## WORK INSTRUCTIONS
Pictures stay out of the copy; restate everything else in the material exactly.

## STORED DATA
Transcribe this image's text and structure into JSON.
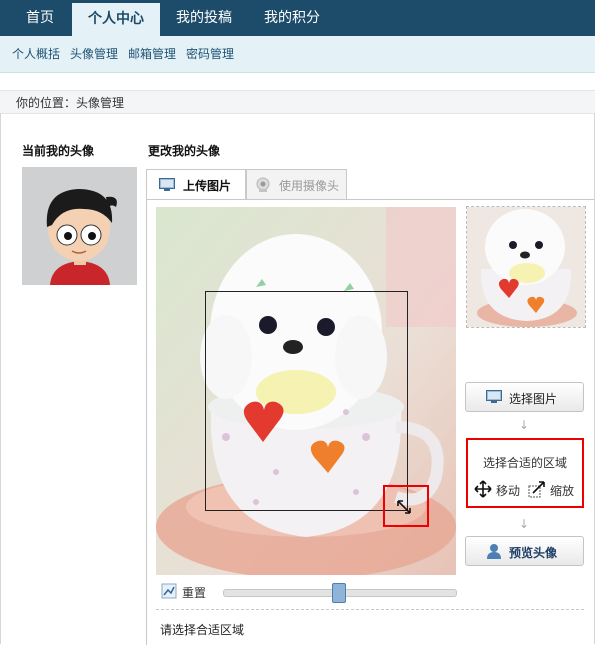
{
  "topnav": {
    "tabs": [
      {
        "label": "首页"
      },
      {
        "label": "个人中心",
        "active": true
      },
      {
        "label": "我的投稿"
      },
      {
        "label": "我的积分"
      }
    ]
  },
  "subnav": {
    "items": [
      {
        "label": "个人概括"
      },
      {
        "label": "头像管理"
      },
      {
        "label": "邮箱管理"
      },
      {
        "label": "密码管理"
      }
    ]
  },
  "breadcrumb": "你的位置：头像管理",
  "current_avatar": {
    "title": "当前我的头像"
  },
  "change_avatar": {
    "title": "更改我的头像",
    "tabs": {
      "upload": "上传图片",
      "camera": "使用摄像头"
    },
    "select_button": "选择图片",
    "tip_title": "选择合适的区域",
    "move_label": "移动",
    "zoom_label": "缩放",
    "preview_button": "预览头像",
    "reset_label": "重置",
    "zoom_level": 0.5,
    "status_text": "请选择合适区域"
  },
  "colors": {
    "nav_bg": "#1d4b6a",
    "subnav_bg": "#e4f1f7",
    "highlight_red": "#e00000"
  }
}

## THE SOLUTION
Transcribe this image's text and structure into JSON.
{
  "topnav": {
    "tabs": [
      {
        "label": "首页"
      },
      {
        "label": "个人中心",
        "active": true
      },
      {
        "label": "我的投稿"
      },
      {
        "label": "我的积分"
      }
    ]
  },
  "subnav": {
    "items": [
      {
        "label": "个人概括"
      },
      {
        "label": "头像管理"
      },
      {
        "label": "邮箱管理"
      },
      {
        "label": "密码管理"
      }
    ]
  },
  "breadcrumb": "你的位置：头像管理",
  "current_avatar": {
    "title": "当前我的头像"
  },
  "change_avatar": {
    "title": "更改我的头像",
    "tabs": {
      "upload": "上传图片",
      "camera": "使用摄像头"
    },
    "select_button": "选择图片",
    "tip_title": "选择合适的区域",
    "move_label": "移动",
    "zoom_label": "缩放",
    "preview_button": "预览头像",
    "reset_label": "重置",
    "zoom_level": 0.5,
    "status_text": "请选择合适区域"
  },
  "colors": {
    "nav_bg": "#1d4b6a",
    "subnav_bg": "#e4f1f7",
    "highlight_red": "#e00000"
  }
}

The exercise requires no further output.